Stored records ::
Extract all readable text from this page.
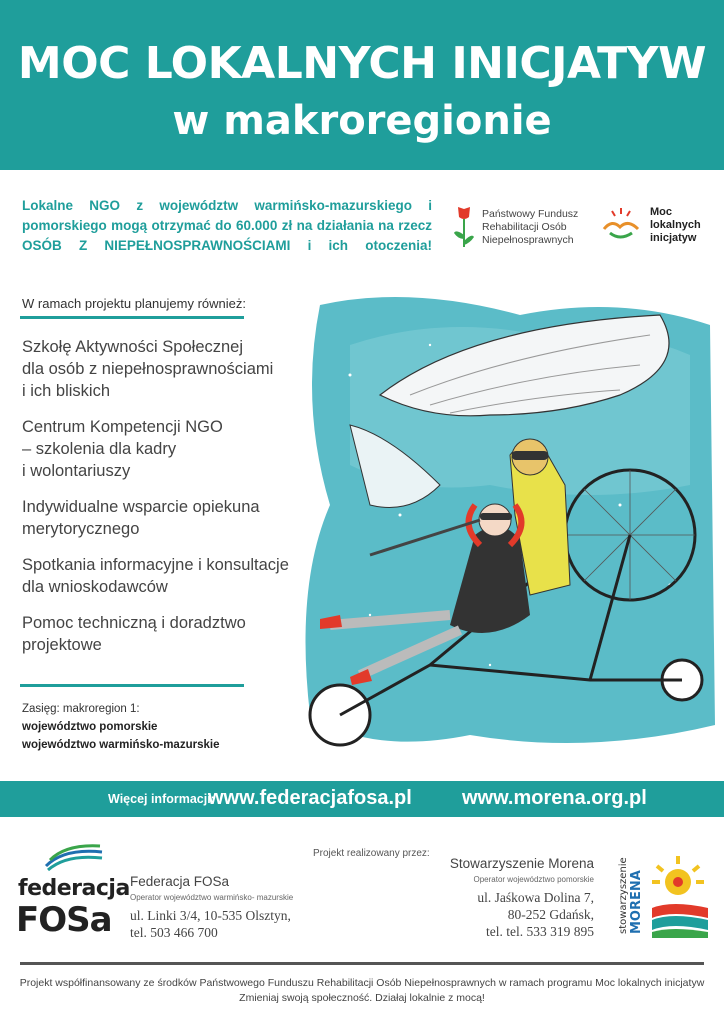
MOC LOKALNYCH INICJATYW
w makroregionie

Lokalne NGO z województw warmińsko-mazurskiego i pomorskiego mogą otrzymać do 60.000 zł na działania na rzecz OSÓB Z NIEPEŁNOSPRAWNOŚCIAMI i ich otoczenia!

Państwowy Fundusz
Rehabilitacji Osób
Niepełnosprawnych
Moc
lokalnych
inicjatyw
W ramach projektu planujemy również:
Szkołę Aktywności Społecznej
dla osób z niepełnosprawnościami
i ich bliskich
Centrum Kompetencji NGO
– szkolenia dla kadry
i wolontariuszy
Indywidualne wsparcie opiekuna
merytorycznego
Spotkania informacyjne i konsultacje
dla wnioskodawców
Pomoc techniczną i doradztwo
projektowe
Zasięg: makroregion 1:
województwo pomorskie
województwo warmińsko-mazurskie
Więcej informacji:
www.federacjafosa.pl	www.morena.org.pl
federacja
FOSa
Federacja FOSa
Operator województwo warmińsko- mazurskie
ul. Linki 3/4, 10-535 Olsztyn,
tel. 503 466 700
Projekt realizowany przez:
Stowarzyszenie Morena
Operator województwo pomorskie
ul. Jaśkowa Dolina 7,
80-252 Gdańsk,
tel. tel. 533 319 895 stowarzyszenie MORENA
Projekt współfinansowany ze środków Państwowego Funduszu Rehabilitacji Osób Niepełnosprawnych w ramach programu Moc lokalnych inicjatyw
Zmieniaj swoją społeczność. Działaj lokalnie z mocą!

Written problem ::
Filter the records above for lines containing the word "Niepełnosprawnych", and copy those lines.

Complete answer ::
Niepełnosprawnych
Projekt współfinansowany ze środków Państwowego Funduszu Rehabilitacji Osób Niepełnosprawnych w ramach programu Moc lokalnych inicjatyw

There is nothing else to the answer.